Goal:
Go through the entries one line at a time, and gather every line that has the word "name".

[Items from a figure collection]
* Begin *

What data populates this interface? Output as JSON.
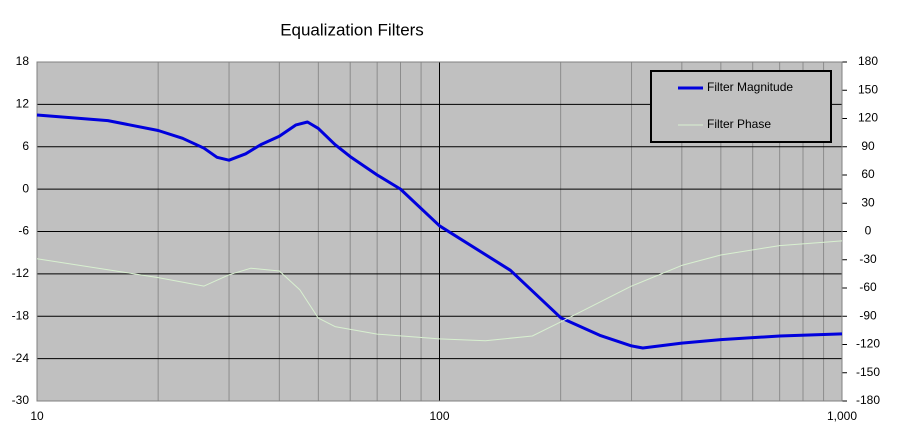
{
  "chart_data": {
    "type": "line",
    "title": "Equalization Filters",
    "xscale": "log",
    "xlim": [
      10,
      1000
    ],
    "xticks": [
      10,
      100,
      {
        "value": 1000,
        "label": "1,000"
      }
    ],
    "x_minor_ticks": [
      20,
      30,
      40,
      50,
      60,
      70,
      80,
      90,
      200,
      300,
      400,
      500,
      600,
      700,
      800,
      900
    ],
    "ylim": [
      -30,
      18
    ],
    "yticks": [
      -30,
      -24,
      -18,
      -12,
      -6,
      0,
      6,
      12,
      18
    ],
    "y2lim": [
      -180,
      180
    ],
    "y2ticks": [
      -180,
      -150,
      -120,
      -90,
      -60,
      -30,
      0,
      30,
      60,
      90,
      120,
      150,
      180
    ],
    "grid": true,
    "legend": "upper right",
    "background": "#c0c0c0",
    "series": [
      {
        "name": "Filter Magnitude",
        "color": "#0000dd",
        "axis": "y",
        "width": 3,
        "x": [
          10,
          15,
          20,
          23,
          26,
          28,
          30,
          33,
          36,
          40,
          44,
          47,
          50,
          55,
          60,
          70,
          80,
          100,
          150,
          200,
          250,
          300,
          320,
          400,
          500,
          700,
          1000
        ],
        "values": [
          10.5,
          9.7,
          8.3,
          7.2,
          5.8,
          4.5,
          4.1,
          5,
          6.3,
          7.5,
          9.1,
          9.5,
          8.6,
          6.3,
          4.6,
          2,
          0,
          -5.2,
          -11.5,
          -18.2,
          -20.7,
          -22.2,
          -22.5,
          -21.8,
          -21.3,
          -20.8,
          -20.5
        ]
      },
      {
        "name": "Filter Phase",
        "color": "#d8f0d0",
        "axis": "y2",
        "width": 1,
        "x": [
          10,
          20,
          26,
          30,
          34,
          40,
          45,
          50,
          55,
          70,
          100,
          130,
          170,
          200,
          300,
          400,
          500,
          700,
          1000
        ],
        "values": [
          -29,
          -49,
          -58,
          -46,
          -39,
          -42,
          -62,
          -92,
          -101,
          -109,
          -114,
          -116,
          -111,
          -96,
          -58,
          -36,
          -25,
          -15,
          -10
        ]
      }
    ]
  }
}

* End *

Exercise answer:
        "name": "Filter Magnitude",
        "name": "Filter Phase",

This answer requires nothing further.